▸ **Working data**
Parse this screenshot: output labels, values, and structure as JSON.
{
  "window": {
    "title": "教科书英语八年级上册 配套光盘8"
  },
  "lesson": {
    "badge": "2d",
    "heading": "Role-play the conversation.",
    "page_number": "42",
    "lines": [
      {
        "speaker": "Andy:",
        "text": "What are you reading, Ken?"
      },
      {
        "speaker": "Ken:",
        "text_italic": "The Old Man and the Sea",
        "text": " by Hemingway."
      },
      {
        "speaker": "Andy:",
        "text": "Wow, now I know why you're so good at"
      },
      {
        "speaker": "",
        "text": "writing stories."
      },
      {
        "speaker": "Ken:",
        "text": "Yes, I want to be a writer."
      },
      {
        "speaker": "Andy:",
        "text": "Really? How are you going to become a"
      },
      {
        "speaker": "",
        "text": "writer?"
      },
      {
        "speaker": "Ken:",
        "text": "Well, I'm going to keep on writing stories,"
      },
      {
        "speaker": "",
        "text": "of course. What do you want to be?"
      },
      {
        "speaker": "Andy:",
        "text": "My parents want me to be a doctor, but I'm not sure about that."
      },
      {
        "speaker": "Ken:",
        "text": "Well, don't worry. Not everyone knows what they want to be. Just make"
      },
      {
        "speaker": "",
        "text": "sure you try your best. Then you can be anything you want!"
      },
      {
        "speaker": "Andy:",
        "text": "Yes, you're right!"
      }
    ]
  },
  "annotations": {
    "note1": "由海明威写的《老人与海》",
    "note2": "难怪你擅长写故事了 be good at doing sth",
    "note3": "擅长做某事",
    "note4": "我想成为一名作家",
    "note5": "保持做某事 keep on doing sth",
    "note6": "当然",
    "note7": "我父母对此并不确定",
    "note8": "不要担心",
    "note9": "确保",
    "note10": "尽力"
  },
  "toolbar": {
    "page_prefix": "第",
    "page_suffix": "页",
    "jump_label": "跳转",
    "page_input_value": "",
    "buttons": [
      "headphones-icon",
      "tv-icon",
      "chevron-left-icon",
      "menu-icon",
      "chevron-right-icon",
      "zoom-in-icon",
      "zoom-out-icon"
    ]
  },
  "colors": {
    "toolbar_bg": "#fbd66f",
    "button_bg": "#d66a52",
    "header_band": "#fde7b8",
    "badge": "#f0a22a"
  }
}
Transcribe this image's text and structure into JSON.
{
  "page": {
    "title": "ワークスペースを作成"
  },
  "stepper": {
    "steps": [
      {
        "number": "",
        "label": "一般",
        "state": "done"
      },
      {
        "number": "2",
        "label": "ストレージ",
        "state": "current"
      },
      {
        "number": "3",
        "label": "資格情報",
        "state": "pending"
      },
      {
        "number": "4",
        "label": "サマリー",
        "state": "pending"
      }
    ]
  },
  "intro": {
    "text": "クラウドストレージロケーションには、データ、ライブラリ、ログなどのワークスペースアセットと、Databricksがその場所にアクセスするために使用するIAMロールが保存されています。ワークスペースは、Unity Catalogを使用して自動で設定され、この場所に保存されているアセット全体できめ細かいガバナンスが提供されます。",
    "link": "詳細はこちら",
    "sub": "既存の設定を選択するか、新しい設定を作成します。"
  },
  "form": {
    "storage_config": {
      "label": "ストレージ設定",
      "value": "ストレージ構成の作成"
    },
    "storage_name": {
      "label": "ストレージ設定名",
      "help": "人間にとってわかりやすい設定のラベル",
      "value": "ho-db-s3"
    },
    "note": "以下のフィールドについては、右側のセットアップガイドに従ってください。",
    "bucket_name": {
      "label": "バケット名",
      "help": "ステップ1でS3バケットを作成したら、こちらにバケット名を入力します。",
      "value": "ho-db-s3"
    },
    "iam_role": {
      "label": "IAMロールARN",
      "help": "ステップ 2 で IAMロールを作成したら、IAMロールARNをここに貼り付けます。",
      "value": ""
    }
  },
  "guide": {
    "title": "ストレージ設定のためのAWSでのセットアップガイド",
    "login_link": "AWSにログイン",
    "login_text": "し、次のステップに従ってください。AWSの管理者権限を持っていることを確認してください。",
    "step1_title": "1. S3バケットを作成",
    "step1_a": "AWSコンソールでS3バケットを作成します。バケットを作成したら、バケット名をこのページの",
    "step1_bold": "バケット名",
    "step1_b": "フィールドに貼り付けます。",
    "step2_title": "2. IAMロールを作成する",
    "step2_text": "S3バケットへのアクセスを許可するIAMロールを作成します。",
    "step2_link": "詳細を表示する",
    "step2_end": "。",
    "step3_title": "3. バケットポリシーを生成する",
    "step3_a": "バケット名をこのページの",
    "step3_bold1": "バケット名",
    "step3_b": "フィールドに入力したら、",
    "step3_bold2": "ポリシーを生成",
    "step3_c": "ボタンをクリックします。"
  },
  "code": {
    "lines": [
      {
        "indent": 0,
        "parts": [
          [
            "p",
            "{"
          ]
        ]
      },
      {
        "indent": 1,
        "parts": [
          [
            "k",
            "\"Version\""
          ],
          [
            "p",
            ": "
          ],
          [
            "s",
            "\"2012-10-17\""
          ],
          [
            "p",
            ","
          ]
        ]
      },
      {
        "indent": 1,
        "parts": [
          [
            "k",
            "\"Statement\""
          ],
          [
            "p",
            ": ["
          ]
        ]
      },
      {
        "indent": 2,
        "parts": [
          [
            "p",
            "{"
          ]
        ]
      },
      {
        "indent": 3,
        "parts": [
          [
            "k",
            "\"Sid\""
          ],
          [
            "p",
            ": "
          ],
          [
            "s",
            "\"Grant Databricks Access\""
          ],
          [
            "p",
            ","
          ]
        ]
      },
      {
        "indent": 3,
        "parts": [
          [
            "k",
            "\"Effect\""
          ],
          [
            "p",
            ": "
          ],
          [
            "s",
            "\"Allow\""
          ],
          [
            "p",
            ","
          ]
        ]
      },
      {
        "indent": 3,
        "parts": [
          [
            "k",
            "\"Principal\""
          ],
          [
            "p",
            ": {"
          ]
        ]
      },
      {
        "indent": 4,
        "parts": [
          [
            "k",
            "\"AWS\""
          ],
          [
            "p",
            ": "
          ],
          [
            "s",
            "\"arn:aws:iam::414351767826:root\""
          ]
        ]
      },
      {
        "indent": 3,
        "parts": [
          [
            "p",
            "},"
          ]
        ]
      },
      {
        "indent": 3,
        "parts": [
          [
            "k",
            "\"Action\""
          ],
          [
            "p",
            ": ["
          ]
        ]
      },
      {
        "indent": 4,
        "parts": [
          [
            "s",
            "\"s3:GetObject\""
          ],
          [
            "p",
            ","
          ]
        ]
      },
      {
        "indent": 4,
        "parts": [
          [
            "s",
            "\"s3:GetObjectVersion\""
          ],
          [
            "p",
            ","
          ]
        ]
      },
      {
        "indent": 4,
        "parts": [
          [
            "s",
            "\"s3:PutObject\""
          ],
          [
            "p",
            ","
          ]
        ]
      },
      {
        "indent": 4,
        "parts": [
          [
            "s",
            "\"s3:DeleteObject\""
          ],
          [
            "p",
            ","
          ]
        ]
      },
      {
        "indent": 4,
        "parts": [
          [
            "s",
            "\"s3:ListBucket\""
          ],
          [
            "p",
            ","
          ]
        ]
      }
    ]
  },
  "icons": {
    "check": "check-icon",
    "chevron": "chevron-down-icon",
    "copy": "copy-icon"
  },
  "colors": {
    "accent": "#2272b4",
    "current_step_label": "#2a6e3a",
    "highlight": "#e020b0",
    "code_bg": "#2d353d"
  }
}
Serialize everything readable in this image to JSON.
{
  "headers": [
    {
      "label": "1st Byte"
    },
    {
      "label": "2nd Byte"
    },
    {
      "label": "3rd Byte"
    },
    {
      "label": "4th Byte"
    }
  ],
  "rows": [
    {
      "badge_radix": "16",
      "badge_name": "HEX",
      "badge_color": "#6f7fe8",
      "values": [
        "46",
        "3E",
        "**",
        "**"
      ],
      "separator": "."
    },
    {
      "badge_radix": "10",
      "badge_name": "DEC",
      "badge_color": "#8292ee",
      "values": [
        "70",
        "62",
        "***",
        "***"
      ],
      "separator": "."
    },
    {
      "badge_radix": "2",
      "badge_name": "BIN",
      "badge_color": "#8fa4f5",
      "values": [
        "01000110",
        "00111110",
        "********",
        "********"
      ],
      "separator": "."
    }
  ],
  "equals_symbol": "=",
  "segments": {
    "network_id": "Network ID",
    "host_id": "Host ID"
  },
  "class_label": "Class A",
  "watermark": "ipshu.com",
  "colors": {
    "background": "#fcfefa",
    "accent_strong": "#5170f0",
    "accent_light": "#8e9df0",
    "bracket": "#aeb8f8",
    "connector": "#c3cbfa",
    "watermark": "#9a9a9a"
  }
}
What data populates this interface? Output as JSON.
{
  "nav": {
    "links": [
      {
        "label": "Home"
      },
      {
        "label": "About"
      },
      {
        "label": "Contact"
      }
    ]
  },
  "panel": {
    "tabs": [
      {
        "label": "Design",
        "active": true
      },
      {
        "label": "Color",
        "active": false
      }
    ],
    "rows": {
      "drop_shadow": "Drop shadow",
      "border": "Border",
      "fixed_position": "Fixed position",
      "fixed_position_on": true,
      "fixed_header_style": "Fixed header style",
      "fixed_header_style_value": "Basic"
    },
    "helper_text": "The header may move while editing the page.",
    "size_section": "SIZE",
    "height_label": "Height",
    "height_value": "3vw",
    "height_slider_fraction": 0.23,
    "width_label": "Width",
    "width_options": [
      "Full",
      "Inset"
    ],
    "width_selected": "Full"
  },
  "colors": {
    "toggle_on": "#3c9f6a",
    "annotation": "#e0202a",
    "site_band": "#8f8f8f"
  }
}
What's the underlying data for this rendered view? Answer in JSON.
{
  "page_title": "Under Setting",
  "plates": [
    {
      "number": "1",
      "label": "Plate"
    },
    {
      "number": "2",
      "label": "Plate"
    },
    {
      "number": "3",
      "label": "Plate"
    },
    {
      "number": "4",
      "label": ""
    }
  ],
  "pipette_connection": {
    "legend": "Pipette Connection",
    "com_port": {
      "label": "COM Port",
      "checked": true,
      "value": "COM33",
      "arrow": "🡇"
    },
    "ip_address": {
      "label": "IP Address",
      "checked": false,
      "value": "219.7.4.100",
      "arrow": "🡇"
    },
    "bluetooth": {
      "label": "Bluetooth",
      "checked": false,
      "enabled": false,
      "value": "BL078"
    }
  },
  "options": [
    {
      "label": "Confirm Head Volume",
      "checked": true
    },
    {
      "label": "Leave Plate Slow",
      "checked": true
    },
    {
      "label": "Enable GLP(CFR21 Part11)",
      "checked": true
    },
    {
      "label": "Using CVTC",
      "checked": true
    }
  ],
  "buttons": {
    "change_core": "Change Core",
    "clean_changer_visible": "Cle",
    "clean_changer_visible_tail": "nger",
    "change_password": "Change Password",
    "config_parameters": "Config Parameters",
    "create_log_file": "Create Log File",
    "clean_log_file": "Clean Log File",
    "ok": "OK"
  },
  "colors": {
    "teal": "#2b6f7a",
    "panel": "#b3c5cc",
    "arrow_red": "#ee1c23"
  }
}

▸ **Required work**
Would you quote, exactly and only, the lines from the one containing "What's the underlying" to the end of the entries?

▸ **Reply to the task**
What's the underlying data for this rendered view? Answer in JSON.
{
  "page_title": "Under Setting",
  "plates": [
    {
      "number": "1",
      "label": "Plate"
    },
    {
      "number": "2",
      "label": "Plate"
    },
    {
      "number": "3",
      "label": "Plate"
    },
    {
      "number": "4",
      "label": ""
    }
  ],
  "pipette_connection": {
    "legend": "Pipette Connection",
    "com_port": {
      "label": "COM Port",
      "checked": true,
      "value": "COM33",
      "arrow": "🡇"
    },
    "ip_address": {
      "label": "IP Address",
      "checked": false,
      "value": "219.7.4.100",
      "arrow": "🡇"
    },
    "bluetooth": {
      "label": "Bluetooth",
      "checked": false,
      "enabled": false,
      "value": "BL078"
    }
  },
  "options": [
    {
      "label": "Confirm Head Volume",
      "checked": true
    },
    {
      "label": "Leave Plate Slow",
      "checked": true
    },
    {
      "label": "Enable GLP(CFR21 Part11)",
      "checked": true
    },
    {
      "label": "Using CVTC",
      "checked": true
    }
  ],
  "buttons": {
    "change_core": "Change Core",
    "clean_changer_visible": "Cle",
    "clean_changer_visible_tail": "nger",
    "change_password": "Change Password",
    "config_parameters": "Config Parameters",
    "create_log_file": "Create Log File",
    "clean_log_file": "Clean Log File",
    "ok": "OK"
  },
  "colors": {
    "teal": "#2b6f7a",
    "panel": "#b3c5cc",
    "arrow_red": "#ee1c23"
  }
}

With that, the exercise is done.